• **Brief**:
What lines in the material hold the string "Protein"? Copy out each of them.

── Provided entries

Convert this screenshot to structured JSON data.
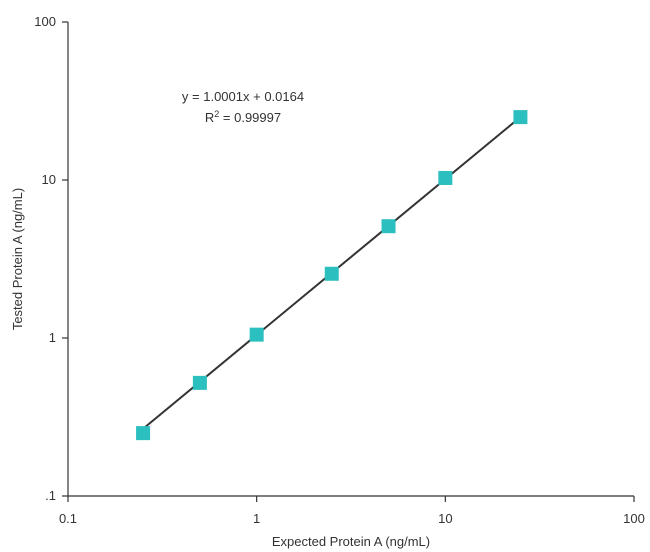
{
  "chart_data": {
    "type": "scatter",
    "title": "",
    "xlabel": "Expected Protein A (ng/mL)",
    "ylabel": "Tested Protein A (ng/mL)",
    "xscale": "log",
    "yscale": "log",
    "xlim": [
      0.1,
      100
    ],
    "ylim": [
      0.1,
      100
    ],
    "x_ticks": [
      "0.1",
      "1",
      "10",
      "100"
    ],
    "y_ticks": [
      ".1",
      "1",
      "10",
      "100"
    ],
    "grid": false,
    "legend": "none",
    "series": [
      {
        "x": [
          0.25,
          0.5,
          1,
          2.5,
          5,
          10,
          25
        ],
        "y": [
          0.25,
          0.52,
          1.05,
          2.55,
          5.1,
          10.3,
          25
        ],
        "marker": "square",
        "color": "#2bbfbf"
      }
    ],
    "trendline": {
      "x_range": [
        0.25,
        25
      ],
      "slope": 1.0001,
      "intercept": 0.0164,
      "color": "#333333"
    },
    "annotations": {
      "equation": "y = 1.0001x + 0.0164",
      "r2_label": "R",
      "r2_sup": "2",
      "r2_value": " = 0.99997"
    }
  }
}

────

• **Response**:
    "xlabel": "Expected Protein A (ng/mL)",
    "ylabel": "Tested Protein A (ng/mL)",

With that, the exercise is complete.